Dataset items

····················

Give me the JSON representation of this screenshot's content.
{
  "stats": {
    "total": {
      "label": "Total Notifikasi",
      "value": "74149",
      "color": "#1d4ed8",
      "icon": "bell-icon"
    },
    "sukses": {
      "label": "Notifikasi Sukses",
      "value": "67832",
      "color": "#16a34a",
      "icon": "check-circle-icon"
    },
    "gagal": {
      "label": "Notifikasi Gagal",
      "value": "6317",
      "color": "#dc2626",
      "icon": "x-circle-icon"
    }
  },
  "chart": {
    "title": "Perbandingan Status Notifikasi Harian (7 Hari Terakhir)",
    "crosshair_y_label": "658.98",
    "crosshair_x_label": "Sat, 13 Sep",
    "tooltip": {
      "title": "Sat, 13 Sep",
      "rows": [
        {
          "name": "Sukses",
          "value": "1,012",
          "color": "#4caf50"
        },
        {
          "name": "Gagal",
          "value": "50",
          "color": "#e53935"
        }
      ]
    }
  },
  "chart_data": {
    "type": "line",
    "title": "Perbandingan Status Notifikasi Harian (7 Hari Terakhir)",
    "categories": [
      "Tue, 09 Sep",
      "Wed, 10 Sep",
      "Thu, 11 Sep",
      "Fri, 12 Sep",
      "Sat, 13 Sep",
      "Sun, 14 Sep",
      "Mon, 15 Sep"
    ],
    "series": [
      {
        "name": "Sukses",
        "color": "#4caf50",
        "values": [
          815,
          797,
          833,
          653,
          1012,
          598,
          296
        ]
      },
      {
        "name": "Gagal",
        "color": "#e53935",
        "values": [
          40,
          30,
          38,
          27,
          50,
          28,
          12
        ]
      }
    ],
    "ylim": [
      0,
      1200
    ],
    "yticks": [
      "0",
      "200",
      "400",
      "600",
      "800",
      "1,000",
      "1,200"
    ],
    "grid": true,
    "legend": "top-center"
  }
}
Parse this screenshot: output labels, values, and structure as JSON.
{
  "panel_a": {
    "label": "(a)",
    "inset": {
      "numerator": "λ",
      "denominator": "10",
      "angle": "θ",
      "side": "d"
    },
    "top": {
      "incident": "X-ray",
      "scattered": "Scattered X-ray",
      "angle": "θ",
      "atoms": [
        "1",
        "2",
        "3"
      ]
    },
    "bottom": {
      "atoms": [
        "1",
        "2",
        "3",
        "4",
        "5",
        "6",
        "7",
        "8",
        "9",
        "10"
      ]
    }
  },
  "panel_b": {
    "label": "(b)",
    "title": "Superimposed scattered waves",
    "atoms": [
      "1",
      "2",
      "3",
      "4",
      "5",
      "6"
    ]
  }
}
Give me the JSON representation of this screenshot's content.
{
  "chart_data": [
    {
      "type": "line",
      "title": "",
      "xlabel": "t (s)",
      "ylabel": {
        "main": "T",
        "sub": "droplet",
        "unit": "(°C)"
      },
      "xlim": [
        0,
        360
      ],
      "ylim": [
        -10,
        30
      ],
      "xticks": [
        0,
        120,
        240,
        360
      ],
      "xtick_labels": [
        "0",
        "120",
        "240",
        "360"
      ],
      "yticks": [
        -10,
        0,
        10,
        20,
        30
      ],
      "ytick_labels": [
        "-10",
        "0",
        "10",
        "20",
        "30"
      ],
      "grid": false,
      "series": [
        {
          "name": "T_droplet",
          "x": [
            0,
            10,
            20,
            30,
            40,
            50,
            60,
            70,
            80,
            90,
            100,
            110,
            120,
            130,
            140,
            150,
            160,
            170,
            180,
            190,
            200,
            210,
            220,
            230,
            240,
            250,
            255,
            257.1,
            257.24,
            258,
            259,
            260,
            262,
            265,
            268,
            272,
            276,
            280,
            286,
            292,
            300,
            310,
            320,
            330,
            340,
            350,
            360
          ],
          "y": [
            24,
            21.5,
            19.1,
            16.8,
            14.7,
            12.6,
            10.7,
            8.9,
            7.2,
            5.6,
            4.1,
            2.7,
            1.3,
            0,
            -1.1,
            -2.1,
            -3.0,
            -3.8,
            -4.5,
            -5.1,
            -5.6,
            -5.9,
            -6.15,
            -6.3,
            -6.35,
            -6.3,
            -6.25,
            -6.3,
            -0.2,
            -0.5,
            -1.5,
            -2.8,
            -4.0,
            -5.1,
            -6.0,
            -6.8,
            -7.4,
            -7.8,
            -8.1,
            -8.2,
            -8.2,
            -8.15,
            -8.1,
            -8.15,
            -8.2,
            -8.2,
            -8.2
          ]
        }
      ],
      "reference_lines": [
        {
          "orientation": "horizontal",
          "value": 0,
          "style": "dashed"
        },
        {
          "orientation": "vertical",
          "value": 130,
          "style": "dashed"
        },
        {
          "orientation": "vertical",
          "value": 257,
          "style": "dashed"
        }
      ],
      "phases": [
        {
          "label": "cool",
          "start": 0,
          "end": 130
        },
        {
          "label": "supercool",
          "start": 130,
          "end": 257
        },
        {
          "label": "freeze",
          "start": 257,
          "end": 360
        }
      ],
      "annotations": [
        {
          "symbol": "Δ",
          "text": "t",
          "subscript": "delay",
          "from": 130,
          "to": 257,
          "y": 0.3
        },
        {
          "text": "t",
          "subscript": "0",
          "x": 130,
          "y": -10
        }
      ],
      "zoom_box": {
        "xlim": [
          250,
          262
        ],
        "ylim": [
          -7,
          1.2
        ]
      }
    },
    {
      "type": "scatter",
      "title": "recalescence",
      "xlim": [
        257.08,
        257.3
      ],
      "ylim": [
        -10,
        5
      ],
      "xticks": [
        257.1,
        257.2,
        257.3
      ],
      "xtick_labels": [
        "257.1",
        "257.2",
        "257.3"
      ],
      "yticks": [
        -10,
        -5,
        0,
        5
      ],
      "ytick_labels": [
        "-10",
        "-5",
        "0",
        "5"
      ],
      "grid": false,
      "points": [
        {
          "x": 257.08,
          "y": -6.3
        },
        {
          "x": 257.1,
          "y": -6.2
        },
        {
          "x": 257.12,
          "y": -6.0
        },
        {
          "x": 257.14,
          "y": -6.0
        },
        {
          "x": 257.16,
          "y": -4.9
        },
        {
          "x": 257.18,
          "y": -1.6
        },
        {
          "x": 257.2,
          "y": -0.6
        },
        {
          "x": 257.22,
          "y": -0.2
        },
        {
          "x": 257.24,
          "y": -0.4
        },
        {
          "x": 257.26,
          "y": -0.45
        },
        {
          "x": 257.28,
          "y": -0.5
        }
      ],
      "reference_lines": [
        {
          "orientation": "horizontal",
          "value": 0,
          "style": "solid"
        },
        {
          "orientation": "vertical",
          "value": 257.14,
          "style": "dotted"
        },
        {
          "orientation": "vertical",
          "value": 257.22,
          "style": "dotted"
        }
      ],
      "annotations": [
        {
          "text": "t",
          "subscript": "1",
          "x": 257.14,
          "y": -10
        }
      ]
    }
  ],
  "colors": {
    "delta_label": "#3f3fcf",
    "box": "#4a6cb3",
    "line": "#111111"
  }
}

····················

### What you will do
Where a line above holds the string "subscript", show that line.

### Result
          "subscript": "delay",
          "subscript": "0",
          "subscript": "1",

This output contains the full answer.